━━━ Records for the exercise ━━━
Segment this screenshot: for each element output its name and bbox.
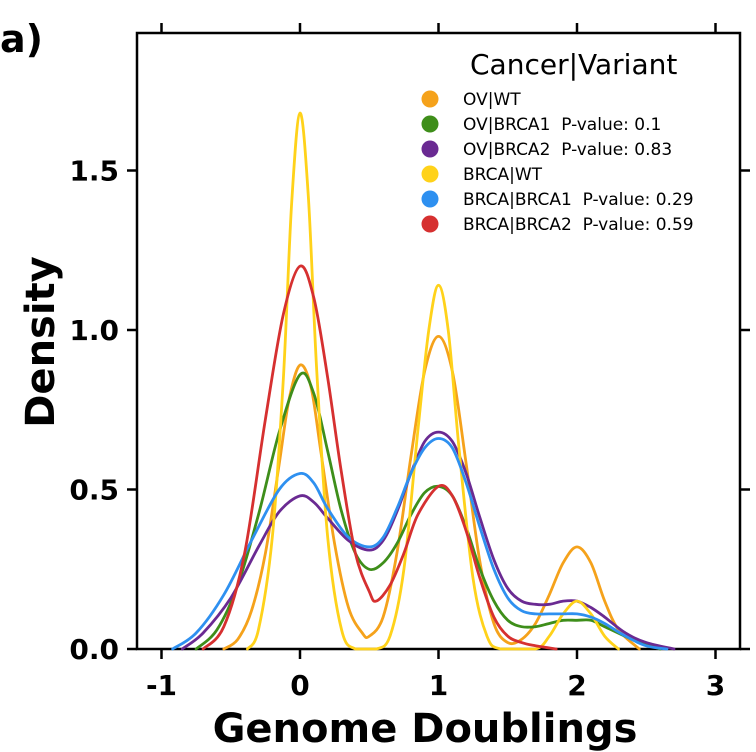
- x-tick-label: 3: [706, 669, 725, 702]
- legend-label: OV|WT: [463, 90, 521, 110]
- x-tick-label: -1: [146, 669, 177, 702]
- legend-marker: [422, 141, 439, 158]
- legend: Cancer|Variant OV|WT OV|BRCA1 P-value: 0.…: [422, 48, 694, 235]
- legend-marker: [422, 116, 439, 133]
- legend-marker: [422, 91, 439, 108]
- y-tick-label: 1.5: [69, 155, 119, 188]
- legend-marker: [422, 216, 439, 233]
- legend-label: BRCA|BRCA1 P-value: 0.29: [463, 190, 694, 210]
- legend-marker: [422, 191, 439, 208]
- legend-label: OV|BRCA2 P-value: 0.83: [463, 140, 672, 160]
- legend-label: BRCA|WT: [463, 165, 543, 185]
- y-tick-label: 0.0: [69, 633, 119, 666]
- legend-items: OV|WT OV|BRCA1 P-value: 0.1 OV|BRCA2 P-val…: [422, 90, 694, 235]
- y-tick-label: 1.0: [69, 314, 119, 347]
- x-axis-title: Genome Doublings: [213, 706, 638, 752]
- y-axis-title: Density: [18, 256, 64, 428]
- series-line-ov-brca2: [182, 432, 674, 649]
- x-tick-label: 0: [290, 669, 309, 702]
- legend-label: OV|BRCA1 P-value: 0.1: [463, 115, 661, 135]
- panel-label: a): [0, 17, 43, 61]
- legend-label: BRCA|BRCA2 P-value: 0.59: [463, 215, 694, 235]
- legend-title: Cancer|Variant: [470, 48, 677, 81]
- x-tick-label: 1: [429, 669, 448, 702]
- x-tick-label: 2: [567, 669, 586, 702]
- y-tick-label: 0.5: [69, 474, 119, 507]
- legend-marker: [422, 166, 439, 183]
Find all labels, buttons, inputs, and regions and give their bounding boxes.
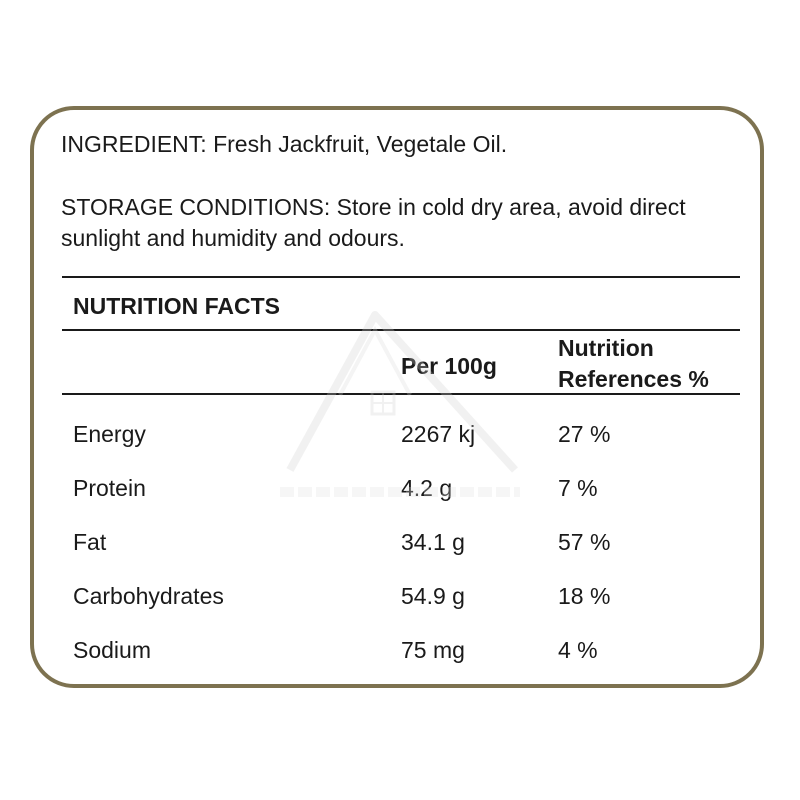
nutrient-reference: 27 % [558, 421, 611, 447]
nutrient-name: Protein [73, 475, 146, 501]
nutrient-per-100g: 75 mg [401, 637, 465, 663]
nutrient-name: Sodium [73, 637, 151, 663]
nutrient-name: Energy [73, 421, 146, 447]
nutrient-reference: 4 % [558, 637, 598, 663]
watermark-logo-icon [280, 311, 520, 497]
nutrient-per-100g: 54.9 g [401, 583, 465, 609]
storage-conditions-text: STORAGE CONDITIONS: Store in cold dry ar… [61, 194, 686, 251]
table-top-rule [62, 276, 740, 278]
label-card [30, 106, 764, 688]
nutrient-per-100g: 2267 kj [401, 421, 476, 447]
nutrient-reference: 7 % [558, 475, 598, 501]
nutrient-reference: 57 % [558, 529, 611, 555]
nutrient-reference: 18 % [558, 583, 611, 609]
nutrition-references-header-line1: Nutrition [558, 335, 654, 361]
nutrition-references-header-line2: References % [558, 366, 709, 392]
nutrient-name: Carbohydrates [73, 583, 224, 609]
table-body-rule [62, 393, 740, 395]
per-100g-header: Per 100g [401, 353, 497, 379]
table-header-rule [62, 329, 740, 331]
nutrient-per-100g: 34.1 g [401, 529, 465, 555]
ingredient-text: INGREDIENT: Fresh Jackfruit, Vegetale Oi… [61, 131, 508, 157]
nutrient-per-100g: 4.2 g [401, 473, 452, 503]
nutrient-name: Fat [73, 529, 107, 555]
nutrition-facts-title: NUTRITION FACTS [73, 293, 280, 319]
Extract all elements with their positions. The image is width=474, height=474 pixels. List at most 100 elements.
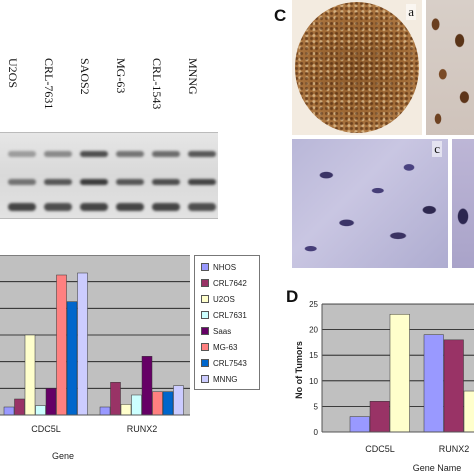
bar-saas-runx2 <box>141 356 153 416</box>
blot-band <box>116 203 144 211</box>
bar-crl7642-cdc5l <box>14 398 25 416</box>
y-tick-labels: 0 5 10 15 20 25 <box>309 300 318 437</box>
blot-band <box>152 203 180 211</box>
legend-swatch <box>201 295 209 303</box>
panel-c: C a c <box>270 0 474 268</box>
panel-d-letter: D <box>286 287 299 306</box>
legend-swatch <box>201 327 209 335</box>
legend-label: MNNG <box>213 374 238 384</box>
tissue-core-disc <box>295 2 419 133</box>
micrograph-cells-blue-edge <box>452 139 474 268</box>
legend-item: CRL7631 <box>201 308 247 322</box>
blot-band <box>152 179 180 185</box>
bar-crl7543-cdc5l <box>66 301 78 416</box>
blot-lane-label: CRL-7631 <box>42 58 56 110</box>
legend-swatch <box>201 375 209 383</box>
bar-group <box>349 313 474 433</box>
legend-item: NHOS <box>201 260 236 274</box>
y-tick-label: 10 <box>309 377 318 386</box>
blot-band <box>44 203 72 211</box>
blot-lane-label: SAOS2 <box>78 58 92 95</box>
bar-series-2-cdc5l <box>369 401 390 433</box>
legend-swatch <box>201 311 209 319</box>
y-axis-label: No of Tumors <box>294 341 304 399</box>
y-tick-label: 0 <box>314 428 319 437</box>
subpanel-a-label: a <box>406 4 416 20</box>
bar-mnng-cdc5l <box>77 272 88 416</box>
legend-item: U2OS <box>201 292 235 306</box>
x-axis-label: Gene Name <box>413 463 462 473</box>
legend-swatch <box>201 279 209 287</box>
western-blot-panel: U2OS CRL-7631 SAOS2 MG-63 CRL-1543 MNNG <box>0 0 218 225</box>
bar-series-2-runx2 <box>443 339 464 433</box>
y-tick-label: 20 <box>309 326 318 335</box>
legend-swatch <box>201 359 209 367</box>
bar-group <box>3 272 184 416</box>
x-tick-label: RUNX2 <box>127 424 158 434</box>
blot-band <box>44 151 72 157</box>
blot-lane-label: CRL-1543 <box>150 58 164 110</box>
blot-band <box>80 151 108 157</box>
bar-saas-cdc5l <box>45 388 57 416</box>
bar-u2os-cdc5l <box>24 334 36 416</box>
expression-bar-chart: CDC5L RUNX2 Gene <box>0 255 190 461</box>
legend-label: NHOS <box>213 262 237 272</box>
legend-label: CRL7631 <box>213 310 247 320</box>
blot-band <box>80 179 108 185</box>
blot-band <box>188 203 216 211</box>
y-tick-label: 15 <box>309 351 318 360</box>
bar-mg-63-cdc5l <box>56 274 67 416</box>
micrograph-tissue-core: a <box>292 0 422 135</box>
legend-item: MG-63 <box>201 340 237 354</box>
legend-swatch <box>201 263 209 271</box>
blot-band <box>116 151 144 157</box>
bar-crl7631-runx2 <box>131 394 142 416</box>
blot-band <box>188 151 216 157</box>
x-tick-label: CDC5L <box>31 424 61 434</box>
legend-label: CRL7543 <box>213 358 247 368</box>
x-tick-labels: CDC5L RUNX2 <box>365 444 469 454</box>
bar-nhos-cdc5l <box>3 406 15 416</box>
legend-label: U2OS <box>213 294 235 304</box>
micrograph-cells-brown <box>426 0 474 135</box>
blot-lane-label: U2OS <box>6 58 20 89</box>
bar-crl7543-runx2 <box>162 391 174 416</box>
blot-band <box>44 179 72 185</box>
micrograph-cells-blue: c <box>292 139 448 268</box>
bar-mnng-runx2 <box>173 385 184 416</box>
legend-label: CRL7642 <box>213 278 247 288</box>
bar-mg-63-runx2 <box>152 391 163 416</box>
blot-band <box>80 203 108 211</box>
legend-item: Saas <box>201 324 231 338</box>
x-tick-label: RUNX2 <box>439 444 470 454</box>
blot-band <box>8 179 36 185</box>
blot-membrane <box>0 132 218 219</box>
bar-series-1-cdc5l <box>349 416 370 433</box>
bar-series-1-runx2 <box>423 334 444 433</box>
legend-swatch <box>201 343 209 351</box>
legend-item: CRL7642 <box>201 276 247 290</box>
blot-band <box>8 151 36 157</box>
y-tick-label: 5 <box>314 402 319 411</box>
tumor-count-bar-chart: 0 5 10 15 20 25 CDC5L RUNX2 No of Tumors Gene … <box>294 300 474 473</box>
bar-crl7642-runx2 <box>110 382 121 416</box>
bar-u2os-runx2 <box>120 404 132 416</box>
legend-label: Saas <box>213 326 232 336</box>
legend-item: CRL7543 <box>201 356 247 370</box>
blot-lane-label: MG-63 <box>114 58 128 94</box>
bar-series-3-runx2 <box>463 390 474 433</box>
blot-band <box>116 179 144 185</box>
x-tick-labels: CDC5L RUNX2 <box>31 424 157 434</box>
bar-series-3-cdc5l <box>389 313 410 433</box>
blot-lane-label: MNNG <box>186 58 200 95</box>
legend-item: MNNG <box>201 372 237 386</box>
blot-band <box>188 179 216 185</box>
x-axis-label: Gene <box>52 451 74 461</box>
blot-band <box>152 151 180 157</box>
y-tick-label: 25 <box>309 300 318 309</box>
subpanel-c-label: c <box>432 141 442 157</box>
chart-legend: NHOS CRL7642 U2OS CRL7631 Saas MG-63 CRL7543 MN… <box>194 255 260 390</box>
blot-band <box>8 203 36 211</box>
bar-crl7631-cdc5l <box>35 405 46 416</box>
bar-nhos-runx2 <box>99 406 111 416</box>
━━━
- **About this task**
From the data above, copy every line where "text" appears.

- **Finished exercise**
storage-conditions-text: STORAGE CONDITIONS: Store in cold dry ar… [61, 194, 686, 251]
ingredient-text: INGREDIENT: Fresh Jackfruit, Vegetale Oi… [61, 131, 508, 157]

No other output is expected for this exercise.